BEGIN Records shown

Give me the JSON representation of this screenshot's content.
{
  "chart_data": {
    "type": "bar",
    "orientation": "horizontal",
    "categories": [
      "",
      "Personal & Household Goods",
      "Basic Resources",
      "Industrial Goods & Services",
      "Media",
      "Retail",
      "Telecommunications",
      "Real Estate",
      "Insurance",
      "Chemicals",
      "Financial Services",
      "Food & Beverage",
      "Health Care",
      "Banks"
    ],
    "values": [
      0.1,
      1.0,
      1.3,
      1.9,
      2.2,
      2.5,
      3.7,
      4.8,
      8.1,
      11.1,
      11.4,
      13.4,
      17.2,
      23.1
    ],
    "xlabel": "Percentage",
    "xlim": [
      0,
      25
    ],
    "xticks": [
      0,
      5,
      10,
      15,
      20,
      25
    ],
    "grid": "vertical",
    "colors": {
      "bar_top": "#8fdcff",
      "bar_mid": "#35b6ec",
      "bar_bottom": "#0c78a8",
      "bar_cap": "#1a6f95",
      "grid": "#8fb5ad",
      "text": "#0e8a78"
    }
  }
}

END Records shown

### [Prompt]
Quote the listing in full, please, keeping every line exact.

### [Answer to this problem]
Give me the JSON representation of this screenshot's content.
{
  "chart_data": {
    "type": "bar",
    "orientation": "horizontal",
    "categories": [
      "",
      "Personal & Household Goods",
      "Basic Resources",
      "Industrial Goods & Services",
      "Media",
      "Retail",
      "Telecommunications",
      "Real Estate",
      "Insurance",
      "Chemicals",
      "Financial Services",
      "Food & Beverage",
      "Health Care",
      "Banks"
    ],
    "values": [
      0.1,
      1.0,
      1.3,
      1.9,
      2.2,
      2.5,
      3.7,
      4.8,
      8.1,
      11.1,
      11.4,
      13.4,
      17.2,
      23.1
    ],
    "xlabel": "Percentage",
    "xlim": [
      0,
      25
    ],
    "xticks": [
      0,
      5,
      10,
      15,
      20,
      25
    ],
    "grid": "vertical",
    "colors": {
      "bar_top": "#8fdcff",
      "bar_mid": "#35b6ec",
      "bar_bottom": "#0c78a8",
      "bar_cap": "#1a6f95",
      "grid": "#8fb5ad",
      "text": "#0e8a78"
    }
  }
}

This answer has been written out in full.